▸ Work instructions
Pick every line from the data that holds the word "left".

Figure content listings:
================

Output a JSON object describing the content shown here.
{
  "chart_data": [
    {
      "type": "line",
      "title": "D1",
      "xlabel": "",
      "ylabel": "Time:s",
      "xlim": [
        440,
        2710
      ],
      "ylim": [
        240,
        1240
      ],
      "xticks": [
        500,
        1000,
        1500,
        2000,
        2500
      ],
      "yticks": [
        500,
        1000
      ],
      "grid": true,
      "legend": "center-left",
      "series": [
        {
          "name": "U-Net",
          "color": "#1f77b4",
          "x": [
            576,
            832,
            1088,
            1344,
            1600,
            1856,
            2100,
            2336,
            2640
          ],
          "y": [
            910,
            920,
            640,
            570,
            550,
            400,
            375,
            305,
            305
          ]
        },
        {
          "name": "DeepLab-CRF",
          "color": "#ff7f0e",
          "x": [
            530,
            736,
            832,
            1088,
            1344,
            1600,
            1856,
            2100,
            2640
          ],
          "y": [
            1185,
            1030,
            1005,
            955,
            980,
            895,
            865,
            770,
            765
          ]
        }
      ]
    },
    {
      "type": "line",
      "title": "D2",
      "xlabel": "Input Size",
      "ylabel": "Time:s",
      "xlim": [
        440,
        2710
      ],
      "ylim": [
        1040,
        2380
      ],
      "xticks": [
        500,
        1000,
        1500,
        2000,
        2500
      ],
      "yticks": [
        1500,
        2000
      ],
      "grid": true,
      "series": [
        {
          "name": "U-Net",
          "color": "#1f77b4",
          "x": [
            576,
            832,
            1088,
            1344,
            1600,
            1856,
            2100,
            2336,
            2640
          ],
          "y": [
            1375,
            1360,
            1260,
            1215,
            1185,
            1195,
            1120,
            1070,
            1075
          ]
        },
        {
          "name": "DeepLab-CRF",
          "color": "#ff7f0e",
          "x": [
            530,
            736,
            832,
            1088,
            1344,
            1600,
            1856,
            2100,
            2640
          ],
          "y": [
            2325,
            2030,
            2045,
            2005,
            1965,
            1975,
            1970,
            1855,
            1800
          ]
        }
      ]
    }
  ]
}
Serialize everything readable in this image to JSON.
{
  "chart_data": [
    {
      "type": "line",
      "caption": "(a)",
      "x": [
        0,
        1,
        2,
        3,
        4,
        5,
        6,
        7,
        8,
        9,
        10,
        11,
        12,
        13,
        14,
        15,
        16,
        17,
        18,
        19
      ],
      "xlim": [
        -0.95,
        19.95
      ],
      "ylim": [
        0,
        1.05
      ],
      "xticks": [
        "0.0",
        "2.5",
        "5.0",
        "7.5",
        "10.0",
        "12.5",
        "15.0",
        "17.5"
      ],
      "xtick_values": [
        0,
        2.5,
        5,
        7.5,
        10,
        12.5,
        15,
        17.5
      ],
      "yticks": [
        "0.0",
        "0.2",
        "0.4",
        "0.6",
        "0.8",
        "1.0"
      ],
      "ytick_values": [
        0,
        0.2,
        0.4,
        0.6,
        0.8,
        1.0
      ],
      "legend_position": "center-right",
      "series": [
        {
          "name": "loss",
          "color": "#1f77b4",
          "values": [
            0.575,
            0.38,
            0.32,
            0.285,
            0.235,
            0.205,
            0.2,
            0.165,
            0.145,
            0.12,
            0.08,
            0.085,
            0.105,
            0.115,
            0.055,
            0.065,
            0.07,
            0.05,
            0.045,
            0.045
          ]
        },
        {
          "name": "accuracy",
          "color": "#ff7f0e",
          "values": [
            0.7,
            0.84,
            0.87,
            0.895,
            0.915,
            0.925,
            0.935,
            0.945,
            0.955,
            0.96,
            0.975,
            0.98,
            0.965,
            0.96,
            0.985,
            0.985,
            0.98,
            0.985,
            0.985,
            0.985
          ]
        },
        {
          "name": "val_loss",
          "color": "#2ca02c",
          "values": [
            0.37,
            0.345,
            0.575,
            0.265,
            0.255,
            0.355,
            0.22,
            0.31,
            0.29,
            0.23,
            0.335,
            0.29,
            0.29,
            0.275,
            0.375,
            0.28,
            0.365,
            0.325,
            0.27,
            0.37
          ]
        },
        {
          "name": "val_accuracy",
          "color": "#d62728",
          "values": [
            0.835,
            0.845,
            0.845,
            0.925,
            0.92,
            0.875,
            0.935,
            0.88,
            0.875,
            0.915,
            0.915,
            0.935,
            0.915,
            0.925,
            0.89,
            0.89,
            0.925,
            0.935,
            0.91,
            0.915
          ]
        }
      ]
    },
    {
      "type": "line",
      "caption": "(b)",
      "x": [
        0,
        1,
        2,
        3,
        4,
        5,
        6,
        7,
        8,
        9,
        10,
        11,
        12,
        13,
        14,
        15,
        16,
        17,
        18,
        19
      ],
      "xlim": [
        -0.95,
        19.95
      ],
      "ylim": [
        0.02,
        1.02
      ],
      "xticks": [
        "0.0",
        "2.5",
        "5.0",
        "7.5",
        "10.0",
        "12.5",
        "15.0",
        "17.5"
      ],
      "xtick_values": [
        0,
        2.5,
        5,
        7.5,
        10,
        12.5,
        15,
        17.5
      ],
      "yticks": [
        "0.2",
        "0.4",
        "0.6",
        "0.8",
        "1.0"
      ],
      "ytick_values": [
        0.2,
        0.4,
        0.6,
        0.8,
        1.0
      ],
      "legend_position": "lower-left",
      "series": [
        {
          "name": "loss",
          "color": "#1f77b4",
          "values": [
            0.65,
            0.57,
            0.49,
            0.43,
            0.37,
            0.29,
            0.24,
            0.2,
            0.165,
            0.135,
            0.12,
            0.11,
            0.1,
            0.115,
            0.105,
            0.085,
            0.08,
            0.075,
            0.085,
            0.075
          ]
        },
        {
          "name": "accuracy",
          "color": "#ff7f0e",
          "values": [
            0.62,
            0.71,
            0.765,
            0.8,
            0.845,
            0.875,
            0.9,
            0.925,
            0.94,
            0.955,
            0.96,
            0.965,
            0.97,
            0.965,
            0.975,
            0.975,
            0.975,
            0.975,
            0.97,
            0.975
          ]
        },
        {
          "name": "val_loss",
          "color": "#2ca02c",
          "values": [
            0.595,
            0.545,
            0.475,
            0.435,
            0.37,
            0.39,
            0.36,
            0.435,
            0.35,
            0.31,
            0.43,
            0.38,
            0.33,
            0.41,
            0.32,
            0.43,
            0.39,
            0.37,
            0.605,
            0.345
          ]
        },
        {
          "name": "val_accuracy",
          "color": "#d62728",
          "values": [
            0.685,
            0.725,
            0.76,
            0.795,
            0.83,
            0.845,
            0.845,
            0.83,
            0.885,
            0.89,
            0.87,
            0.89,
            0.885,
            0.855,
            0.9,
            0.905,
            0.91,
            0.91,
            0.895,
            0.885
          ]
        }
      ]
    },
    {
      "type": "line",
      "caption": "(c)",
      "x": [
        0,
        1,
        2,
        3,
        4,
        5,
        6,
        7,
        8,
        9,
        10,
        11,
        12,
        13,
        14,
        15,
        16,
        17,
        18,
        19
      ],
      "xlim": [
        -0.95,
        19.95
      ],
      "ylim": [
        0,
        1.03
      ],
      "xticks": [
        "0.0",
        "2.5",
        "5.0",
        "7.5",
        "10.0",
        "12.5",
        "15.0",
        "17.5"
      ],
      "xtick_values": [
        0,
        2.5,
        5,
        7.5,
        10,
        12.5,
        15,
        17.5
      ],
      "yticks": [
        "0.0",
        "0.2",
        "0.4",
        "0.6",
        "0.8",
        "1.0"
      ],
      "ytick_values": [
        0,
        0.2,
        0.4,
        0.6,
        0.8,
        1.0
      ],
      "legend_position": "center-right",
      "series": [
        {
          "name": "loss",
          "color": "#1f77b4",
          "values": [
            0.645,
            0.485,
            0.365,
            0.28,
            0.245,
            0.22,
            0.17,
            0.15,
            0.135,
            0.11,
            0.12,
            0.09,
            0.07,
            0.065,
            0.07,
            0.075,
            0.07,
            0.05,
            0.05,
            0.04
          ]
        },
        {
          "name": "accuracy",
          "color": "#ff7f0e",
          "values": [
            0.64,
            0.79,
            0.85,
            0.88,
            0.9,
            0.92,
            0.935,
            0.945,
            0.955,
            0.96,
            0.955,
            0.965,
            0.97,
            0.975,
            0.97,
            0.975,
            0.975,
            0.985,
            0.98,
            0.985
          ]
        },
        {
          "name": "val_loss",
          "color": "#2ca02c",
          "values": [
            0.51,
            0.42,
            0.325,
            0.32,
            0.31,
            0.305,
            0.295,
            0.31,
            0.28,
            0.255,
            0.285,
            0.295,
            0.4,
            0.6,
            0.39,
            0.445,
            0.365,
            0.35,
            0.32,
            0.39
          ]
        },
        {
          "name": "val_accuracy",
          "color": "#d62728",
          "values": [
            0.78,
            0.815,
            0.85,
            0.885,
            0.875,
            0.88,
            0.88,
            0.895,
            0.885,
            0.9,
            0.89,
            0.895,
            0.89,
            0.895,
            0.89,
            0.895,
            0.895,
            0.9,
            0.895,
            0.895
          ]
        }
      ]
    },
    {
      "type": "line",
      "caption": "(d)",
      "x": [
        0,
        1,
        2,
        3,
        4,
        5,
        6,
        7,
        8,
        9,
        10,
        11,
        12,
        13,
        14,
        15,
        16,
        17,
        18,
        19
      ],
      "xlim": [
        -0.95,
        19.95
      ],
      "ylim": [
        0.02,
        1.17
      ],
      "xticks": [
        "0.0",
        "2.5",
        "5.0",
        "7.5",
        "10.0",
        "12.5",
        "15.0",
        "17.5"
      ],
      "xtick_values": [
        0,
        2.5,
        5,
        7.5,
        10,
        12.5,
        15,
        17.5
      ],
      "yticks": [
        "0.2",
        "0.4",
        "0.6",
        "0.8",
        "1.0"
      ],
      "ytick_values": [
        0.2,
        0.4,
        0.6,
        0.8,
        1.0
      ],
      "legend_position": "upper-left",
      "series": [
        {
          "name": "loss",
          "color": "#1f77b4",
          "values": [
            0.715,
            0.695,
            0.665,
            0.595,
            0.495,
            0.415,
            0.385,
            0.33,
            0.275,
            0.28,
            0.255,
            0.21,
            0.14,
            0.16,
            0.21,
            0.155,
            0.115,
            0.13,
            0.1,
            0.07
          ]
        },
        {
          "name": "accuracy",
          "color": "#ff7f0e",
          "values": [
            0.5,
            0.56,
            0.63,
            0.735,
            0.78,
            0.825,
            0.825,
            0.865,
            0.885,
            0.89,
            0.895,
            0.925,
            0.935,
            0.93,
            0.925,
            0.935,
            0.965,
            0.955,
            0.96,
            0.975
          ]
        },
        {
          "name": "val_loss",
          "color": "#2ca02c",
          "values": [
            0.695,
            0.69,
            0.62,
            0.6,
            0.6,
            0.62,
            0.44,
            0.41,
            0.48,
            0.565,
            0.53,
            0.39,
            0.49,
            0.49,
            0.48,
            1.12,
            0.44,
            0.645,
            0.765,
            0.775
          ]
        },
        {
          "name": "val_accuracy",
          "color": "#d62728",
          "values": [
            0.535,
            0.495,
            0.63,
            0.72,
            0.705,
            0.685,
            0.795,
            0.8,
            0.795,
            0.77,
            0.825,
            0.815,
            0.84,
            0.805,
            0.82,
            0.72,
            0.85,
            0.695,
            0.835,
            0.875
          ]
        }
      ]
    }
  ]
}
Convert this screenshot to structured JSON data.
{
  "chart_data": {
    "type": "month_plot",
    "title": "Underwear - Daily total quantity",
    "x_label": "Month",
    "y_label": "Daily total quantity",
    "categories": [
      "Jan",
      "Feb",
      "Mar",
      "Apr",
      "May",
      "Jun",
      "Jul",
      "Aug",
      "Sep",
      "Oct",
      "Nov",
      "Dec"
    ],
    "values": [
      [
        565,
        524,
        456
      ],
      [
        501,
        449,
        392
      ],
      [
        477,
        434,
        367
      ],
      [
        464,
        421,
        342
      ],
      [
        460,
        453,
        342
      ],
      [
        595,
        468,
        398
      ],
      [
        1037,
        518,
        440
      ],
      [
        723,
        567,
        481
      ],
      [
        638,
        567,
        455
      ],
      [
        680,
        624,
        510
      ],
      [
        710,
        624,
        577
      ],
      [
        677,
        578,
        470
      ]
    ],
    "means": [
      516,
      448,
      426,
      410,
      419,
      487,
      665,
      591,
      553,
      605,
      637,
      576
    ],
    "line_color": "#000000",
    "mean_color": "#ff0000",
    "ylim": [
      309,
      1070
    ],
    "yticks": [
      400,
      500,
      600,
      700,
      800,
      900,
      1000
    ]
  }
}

================

▸ The solution
      "legend": "center-left",
      "legend_position": "lower-left",
      "legend_position": "upper-left",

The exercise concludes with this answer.